**Set exercise**: Report each line of the entries below that contains the string "watermark". Case matters.
# start of Dataset content
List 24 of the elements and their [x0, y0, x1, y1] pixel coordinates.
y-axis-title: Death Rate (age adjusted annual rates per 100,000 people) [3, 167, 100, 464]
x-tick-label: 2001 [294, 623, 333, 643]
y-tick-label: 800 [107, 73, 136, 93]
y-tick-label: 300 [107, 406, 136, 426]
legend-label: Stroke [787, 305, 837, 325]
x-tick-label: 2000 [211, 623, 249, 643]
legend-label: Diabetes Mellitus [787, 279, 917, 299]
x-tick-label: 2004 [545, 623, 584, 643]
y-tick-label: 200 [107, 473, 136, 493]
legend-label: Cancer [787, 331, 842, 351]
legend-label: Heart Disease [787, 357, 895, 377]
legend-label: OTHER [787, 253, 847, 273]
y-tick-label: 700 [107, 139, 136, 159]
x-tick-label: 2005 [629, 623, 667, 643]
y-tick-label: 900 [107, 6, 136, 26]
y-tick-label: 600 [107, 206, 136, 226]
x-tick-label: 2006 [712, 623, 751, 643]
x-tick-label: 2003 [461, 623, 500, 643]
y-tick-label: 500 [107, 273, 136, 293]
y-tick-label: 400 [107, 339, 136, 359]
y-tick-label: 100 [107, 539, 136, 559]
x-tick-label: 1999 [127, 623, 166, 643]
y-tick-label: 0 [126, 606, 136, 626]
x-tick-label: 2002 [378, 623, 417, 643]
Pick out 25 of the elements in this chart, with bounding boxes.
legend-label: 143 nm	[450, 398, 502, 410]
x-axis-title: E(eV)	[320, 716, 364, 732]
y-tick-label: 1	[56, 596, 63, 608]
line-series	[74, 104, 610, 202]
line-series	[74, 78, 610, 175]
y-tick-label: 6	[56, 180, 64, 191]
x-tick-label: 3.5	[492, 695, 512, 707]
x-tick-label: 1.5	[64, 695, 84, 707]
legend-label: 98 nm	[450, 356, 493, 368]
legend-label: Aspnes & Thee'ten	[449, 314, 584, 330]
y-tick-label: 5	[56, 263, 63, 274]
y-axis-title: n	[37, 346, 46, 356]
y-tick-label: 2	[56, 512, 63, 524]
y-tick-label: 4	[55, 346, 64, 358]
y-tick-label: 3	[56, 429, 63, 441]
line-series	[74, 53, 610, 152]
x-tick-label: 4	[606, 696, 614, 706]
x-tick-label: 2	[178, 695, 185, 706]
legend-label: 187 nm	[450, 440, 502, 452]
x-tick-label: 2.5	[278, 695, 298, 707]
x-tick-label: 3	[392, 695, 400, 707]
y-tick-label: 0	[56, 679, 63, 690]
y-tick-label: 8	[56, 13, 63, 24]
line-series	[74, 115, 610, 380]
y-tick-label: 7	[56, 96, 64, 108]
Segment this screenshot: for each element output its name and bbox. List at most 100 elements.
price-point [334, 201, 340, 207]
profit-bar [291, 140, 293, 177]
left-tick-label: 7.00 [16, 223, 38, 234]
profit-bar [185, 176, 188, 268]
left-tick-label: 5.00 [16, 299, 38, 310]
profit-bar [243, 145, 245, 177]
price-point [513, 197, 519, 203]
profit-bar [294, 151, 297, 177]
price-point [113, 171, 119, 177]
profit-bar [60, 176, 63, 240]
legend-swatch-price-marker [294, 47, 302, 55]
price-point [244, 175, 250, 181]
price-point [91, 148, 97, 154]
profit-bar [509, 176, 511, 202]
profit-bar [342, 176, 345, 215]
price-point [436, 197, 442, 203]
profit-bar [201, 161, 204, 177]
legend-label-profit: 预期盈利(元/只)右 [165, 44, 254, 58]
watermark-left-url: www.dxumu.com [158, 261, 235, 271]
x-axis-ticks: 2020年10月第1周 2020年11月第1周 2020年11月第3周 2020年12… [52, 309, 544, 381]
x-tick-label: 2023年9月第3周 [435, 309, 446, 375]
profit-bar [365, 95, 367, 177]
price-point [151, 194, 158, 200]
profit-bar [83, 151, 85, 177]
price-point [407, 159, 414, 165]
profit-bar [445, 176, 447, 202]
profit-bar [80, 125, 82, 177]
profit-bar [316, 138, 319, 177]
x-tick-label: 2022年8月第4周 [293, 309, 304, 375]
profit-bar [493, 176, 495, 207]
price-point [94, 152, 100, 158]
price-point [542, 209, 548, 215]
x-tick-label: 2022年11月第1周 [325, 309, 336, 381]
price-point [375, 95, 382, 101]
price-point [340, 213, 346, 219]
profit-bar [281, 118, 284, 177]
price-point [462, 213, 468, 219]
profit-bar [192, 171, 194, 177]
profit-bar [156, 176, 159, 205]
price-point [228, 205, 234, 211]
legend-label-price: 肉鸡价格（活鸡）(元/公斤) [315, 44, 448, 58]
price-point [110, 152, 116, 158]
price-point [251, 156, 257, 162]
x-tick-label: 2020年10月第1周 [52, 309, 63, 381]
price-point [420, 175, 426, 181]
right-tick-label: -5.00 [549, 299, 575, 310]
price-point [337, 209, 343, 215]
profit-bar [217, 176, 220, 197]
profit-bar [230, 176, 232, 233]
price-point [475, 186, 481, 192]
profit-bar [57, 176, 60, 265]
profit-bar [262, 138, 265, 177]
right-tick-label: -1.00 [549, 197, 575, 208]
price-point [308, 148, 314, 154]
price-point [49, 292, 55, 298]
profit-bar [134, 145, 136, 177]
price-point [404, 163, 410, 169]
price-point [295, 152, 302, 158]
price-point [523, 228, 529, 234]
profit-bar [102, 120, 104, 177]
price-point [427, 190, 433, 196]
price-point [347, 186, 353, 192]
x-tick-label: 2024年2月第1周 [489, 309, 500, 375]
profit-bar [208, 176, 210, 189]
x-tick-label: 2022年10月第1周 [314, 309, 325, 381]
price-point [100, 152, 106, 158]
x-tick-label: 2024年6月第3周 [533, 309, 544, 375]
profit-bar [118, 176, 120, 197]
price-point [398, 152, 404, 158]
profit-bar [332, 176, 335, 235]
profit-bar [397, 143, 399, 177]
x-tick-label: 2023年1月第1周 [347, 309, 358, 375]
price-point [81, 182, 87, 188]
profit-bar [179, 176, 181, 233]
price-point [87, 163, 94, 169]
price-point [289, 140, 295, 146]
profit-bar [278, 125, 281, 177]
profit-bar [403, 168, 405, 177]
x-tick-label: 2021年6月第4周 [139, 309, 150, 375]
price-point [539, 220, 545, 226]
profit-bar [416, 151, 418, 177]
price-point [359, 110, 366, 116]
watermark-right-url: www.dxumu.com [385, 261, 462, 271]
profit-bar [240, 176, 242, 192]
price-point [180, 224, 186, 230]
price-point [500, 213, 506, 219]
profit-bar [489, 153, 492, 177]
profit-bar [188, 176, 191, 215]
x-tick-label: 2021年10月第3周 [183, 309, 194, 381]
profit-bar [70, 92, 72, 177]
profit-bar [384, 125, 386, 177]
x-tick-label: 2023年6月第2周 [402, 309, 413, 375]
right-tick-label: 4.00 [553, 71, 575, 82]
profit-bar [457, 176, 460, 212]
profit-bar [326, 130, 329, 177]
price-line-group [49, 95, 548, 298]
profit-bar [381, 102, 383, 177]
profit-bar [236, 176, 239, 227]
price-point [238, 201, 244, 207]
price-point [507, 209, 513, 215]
# end of Dataset content
**The solution**:
watermark-left-url: www.dxumu.com [158, 261, 235, 271]
watermark-right-url: www.dxumu.com [385, 261, 462, 271]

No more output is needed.